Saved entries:
==*==

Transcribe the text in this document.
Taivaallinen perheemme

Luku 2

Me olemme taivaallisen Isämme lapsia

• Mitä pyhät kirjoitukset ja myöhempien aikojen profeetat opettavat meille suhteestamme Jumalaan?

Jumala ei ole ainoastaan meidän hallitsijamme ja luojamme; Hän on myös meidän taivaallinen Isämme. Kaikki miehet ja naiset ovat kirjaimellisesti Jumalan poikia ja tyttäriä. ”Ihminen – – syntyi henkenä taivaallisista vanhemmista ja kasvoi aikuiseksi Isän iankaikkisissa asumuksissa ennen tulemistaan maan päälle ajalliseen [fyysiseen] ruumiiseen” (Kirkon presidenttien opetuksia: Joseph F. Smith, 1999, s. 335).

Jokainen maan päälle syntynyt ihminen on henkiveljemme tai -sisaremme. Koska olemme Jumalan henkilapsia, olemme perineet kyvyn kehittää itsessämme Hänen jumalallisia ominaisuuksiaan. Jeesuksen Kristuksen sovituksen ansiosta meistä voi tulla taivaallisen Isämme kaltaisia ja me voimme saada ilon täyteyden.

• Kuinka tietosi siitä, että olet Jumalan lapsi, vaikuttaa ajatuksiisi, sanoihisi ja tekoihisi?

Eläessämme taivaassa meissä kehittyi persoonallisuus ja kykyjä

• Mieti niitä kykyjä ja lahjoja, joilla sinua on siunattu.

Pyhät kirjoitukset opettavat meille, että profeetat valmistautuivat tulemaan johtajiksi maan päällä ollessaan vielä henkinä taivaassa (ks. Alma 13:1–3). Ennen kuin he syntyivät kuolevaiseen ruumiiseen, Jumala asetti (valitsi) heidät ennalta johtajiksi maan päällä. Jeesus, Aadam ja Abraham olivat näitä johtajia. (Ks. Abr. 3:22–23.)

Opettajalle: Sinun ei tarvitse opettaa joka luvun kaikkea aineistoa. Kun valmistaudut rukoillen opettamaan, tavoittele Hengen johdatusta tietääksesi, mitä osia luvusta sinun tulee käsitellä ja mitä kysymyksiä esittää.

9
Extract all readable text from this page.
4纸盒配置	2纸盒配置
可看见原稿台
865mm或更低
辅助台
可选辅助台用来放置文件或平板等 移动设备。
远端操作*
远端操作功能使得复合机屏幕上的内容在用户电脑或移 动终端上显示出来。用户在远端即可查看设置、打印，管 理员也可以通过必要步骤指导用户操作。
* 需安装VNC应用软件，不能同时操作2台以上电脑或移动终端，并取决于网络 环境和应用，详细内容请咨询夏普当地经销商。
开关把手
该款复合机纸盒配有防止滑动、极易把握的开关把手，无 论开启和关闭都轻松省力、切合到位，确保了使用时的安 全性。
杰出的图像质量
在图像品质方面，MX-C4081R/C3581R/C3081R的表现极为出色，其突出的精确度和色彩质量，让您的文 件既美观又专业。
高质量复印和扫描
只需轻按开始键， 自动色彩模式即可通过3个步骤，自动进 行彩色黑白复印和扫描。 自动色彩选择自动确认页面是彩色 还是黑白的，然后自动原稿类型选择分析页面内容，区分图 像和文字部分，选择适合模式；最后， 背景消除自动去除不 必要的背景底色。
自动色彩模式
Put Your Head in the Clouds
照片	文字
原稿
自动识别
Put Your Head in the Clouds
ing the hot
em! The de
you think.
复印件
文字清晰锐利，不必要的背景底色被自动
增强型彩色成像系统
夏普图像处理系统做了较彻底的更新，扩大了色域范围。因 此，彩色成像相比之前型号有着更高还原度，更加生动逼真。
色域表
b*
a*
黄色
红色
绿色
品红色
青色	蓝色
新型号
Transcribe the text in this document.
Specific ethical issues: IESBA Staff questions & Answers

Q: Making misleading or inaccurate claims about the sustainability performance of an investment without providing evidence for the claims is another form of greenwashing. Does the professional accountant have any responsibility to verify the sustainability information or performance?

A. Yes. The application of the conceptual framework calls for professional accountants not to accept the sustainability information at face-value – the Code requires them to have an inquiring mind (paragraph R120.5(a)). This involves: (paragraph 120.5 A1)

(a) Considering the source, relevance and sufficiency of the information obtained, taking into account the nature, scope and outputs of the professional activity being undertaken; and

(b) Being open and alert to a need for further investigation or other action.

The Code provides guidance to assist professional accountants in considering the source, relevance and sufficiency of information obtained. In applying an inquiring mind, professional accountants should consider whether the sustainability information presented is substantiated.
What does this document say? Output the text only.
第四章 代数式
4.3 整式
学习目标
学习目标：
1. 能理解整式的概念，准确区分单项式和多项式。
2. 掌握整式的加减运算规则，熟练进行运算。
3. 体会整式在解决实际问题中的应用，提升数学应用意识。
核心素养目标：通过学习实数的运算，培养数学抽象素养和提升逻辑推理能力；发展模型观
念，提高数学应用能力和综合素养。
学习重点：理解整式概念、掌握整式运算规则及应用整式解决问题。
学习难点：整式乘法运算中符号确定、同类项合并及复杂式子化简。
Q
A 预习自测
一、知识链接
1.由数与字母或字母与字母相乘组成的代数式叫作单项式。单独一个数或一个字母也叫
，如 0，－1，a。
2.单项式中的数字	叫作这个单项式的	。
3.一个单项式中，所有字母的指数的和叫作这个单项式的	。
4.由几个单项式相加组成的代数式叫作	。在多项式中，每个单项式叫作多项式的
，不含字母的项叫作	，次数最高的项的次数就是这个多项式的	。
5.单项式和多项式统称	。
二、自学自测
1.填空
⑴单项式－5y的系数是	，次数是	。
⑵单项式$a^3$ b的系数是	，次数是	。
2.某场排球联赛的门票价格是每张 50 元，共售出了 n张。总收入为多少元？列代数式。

==*==

What needs to be done | Take the lines above and retype all of them exactly.

Exercise solution |
Transcribe the text in this document.
Taivaallinen perheemme

Luku 2

Me olemme taivaallisen Isämme lapsia

• Mitä pyhät kirjoitukset ja myöhempien aikojen profeetat opettavat meille suhteestamme Jumalaan?

Jumala ei ole ainoastaan meidän hallitsijamme ja luojamme; Hän on myös meidän taivaallinen Isämme. Kaikki miehet ja naiset ovat kirjaimellisesti Jumalan poikia ja tyttäriä. ”Ihminen – – syntyi henkenä taivaallisista vanhemmista ja kasvoi aikuiseksi Isän iankaikkisissa asumuksissa ennen tulemistaan maan päälle ajalliseen [fyysiseen] ruumiiseen” (Kirkon presidenttien opetuksia: Joseph F. Smith, 1999, s. 335).

Jokainen maan päälle syntynyt ihminen on henkiveljemme tai -sisaremme. Koska olemme Jumalan henkilapsia, olemme perineet kyvyn kehittää itsessämme Hänen jumalallisia ominaisuuksiaan. Jeesuksen Kristuksen sovituksen ansiosta meistä voi tulla taivaallisen Isämme kaltaisia ja me voimme saada ilon täyteyden.

• Kuinka tietosi siitä, että olet Jumalan lapsi, vaikuttaa ajatuksiisi, sanoihisi ja tekoihisi?

Eläessämme taivaassa meissä kehittyi persoonallisuus ja kykyjä

• Mieti niitä kykyjä ja lahjoja, joilla sinua on siunattu.

Pyhät kirjoitukset opettavat meille, että profeetat valmistautuivat tulemaan johtajiksi maan päällä ollessaan vielä henkinä taivaassa (ks. Alma 13:1–3). Ennen kuin he syntyivät kuolevaiseen ruumiiseen, Jumala asetti (valitsi) heidät ennalta johtajiksi maan päällä. Jeesus, Aadam ja Abraham olivat näitä johtajia. (Ks. Abr. 3:22–23.)

Opettajalle: Sinun ei tarvitse opettaa joka luvun kaikkea aineistoa. Kun valmistaudut rukoillen opettamaan, tavoittele Hengen johdatusta tietääksesi, mitä osia luvusta sinun tulee käsitellä ja mitä kysymyksiä esittää.

9
Extract all readable text from this page.
4纸盒配置	2纸盒配置
可看见原稿台
865mm或更低
辅助台
可选辅助台用来放置文件或平板等 移动设备。
远端操作*
远端操作功能使得复合机屏幕上的内容在用户电脑或移 动终端上显示出来。用户在远端即可查看设置、打印，管 理员也可以通过必要步骤指导用户操作。
* 需安装VNC应用软件，不能同时操作2台以上电脑或移动终端，并取决于网络 环境和应用，详细内容请咨询夏普当地经销商。
开关把手
该款复合机纸盒配有防止滑动、极易把握的开关把手，无 论开启和关闭都轻松省力、切合到位，确保了使用时的安 全性。
杰出的图像质量
在图像品质方面，MX-C4081R/C3581R/C3081R的表现极为出色，其突出的精确度和色彩质量，让您的文 件既美观又专业。
高质量复印和扫描
只需轻按开始键， 自动色彩模式即可通过3个步骤，自动进 行彩色黑白复印和扫描。 自动色彩选择自动确认页面是彩色 还是黑白的，然后自动原稿类型选择分析页面内容，区分图 像和文字部分，选择适合模式；最后， 背景消除自动去除不 必要的背景底色。
自动色彩模式
Put Your Head in the Clouds
照片	文字
原稿
自动识别
Put Your Head in the Clouds
ing the hot
em! The de
you think.
复印件
文字清晰锐利，不必要的背景底色被自动
增强型彩色成像系统
夏普图像处理系统做了较彻底的更新，扩大了色域范围。因 此，彩色成像相比之前型号有着更高还原度，更加生动逼真。
色域表
b*
a*
黄色
红色
绿色
品红色
青色	蓝色
新型号
Transcribe the text in this document.
Specific ethical issues: IESBA Staff questions & Answers

Q: Making misleading or inaccurate claims about the sustainability performance of an investment without providing evidence for the claims is another form of greenwashing. Does the professional accountant have any responsibility to verify the sustainability information or performance?

A. Yes. The application of the conceptual framework calls for professional accountants not to accept the sustainability information at face-value – the Code requires them to have an inquiring mind (paragraph R120.5(a)). This involves: (paragraph 120.5 A1)

(a) Considering the source, relevance and sufficiency of the information obtained, taking into account the nature, scope and outputs of the professional activity being undertaken; and

(b) Being open and alert to a need for further investigation or other action.

The Code provides guidance to assist professional accountants in considering the source, relevance and sufficiency of information obtained. In applying an inquiring mind, professional accountants should consider whether the sustainability information presented is substantiated.
What does this document say? Output the text only.
第四章 代数式
4.3 整式
学习目标
学习目标：
1. 能理解整式的概念，准确区分单项式和多项式。
2. 掌握整式的加减运算规则，熟练进行运算。
3. 体会整式在解决实际问题中的应用，提升数学应用意识。
核心素养目标：通过学习实数的运算，培养数学抽象素养和提升逻辑推理能力；发展模型观
念，提高数学应用能力和综合素养。
学习重点：理解整式概念、掌握整式运算规则及应用整式解决问题。
学习难点：整式乘法运算中符号确定、同类项合并及复杂式子化简。
Q
A 预习自测
一、知识链接
1.由数与字母或字母与字母相乘组成的代数式叫作单项式。单独一个数或一个字母也叫
，如 0，－1，a。
2.单项式中的数字	叫作这个单项式的	。
3.一个单项式中，所有字母的指数的和叫作这个单项式的	。
4.由几个单项式相加组成的代数式叫作	。在多项式中，每个单项式叫作多项式的
，不含字母的项叫作	，次数最高的项的次数就是这个多项式的	。
5.单项式和多项式统称	。
二、自学自测
1.填空
⑴单项式－5y的系数是	，次数是	。
⑵单项式$a^3$ b的系数是	，次数是	。
2.某场排球联赛的门票价格是每张 50 元，共售出了 n张。总收入为多少元？列代数式。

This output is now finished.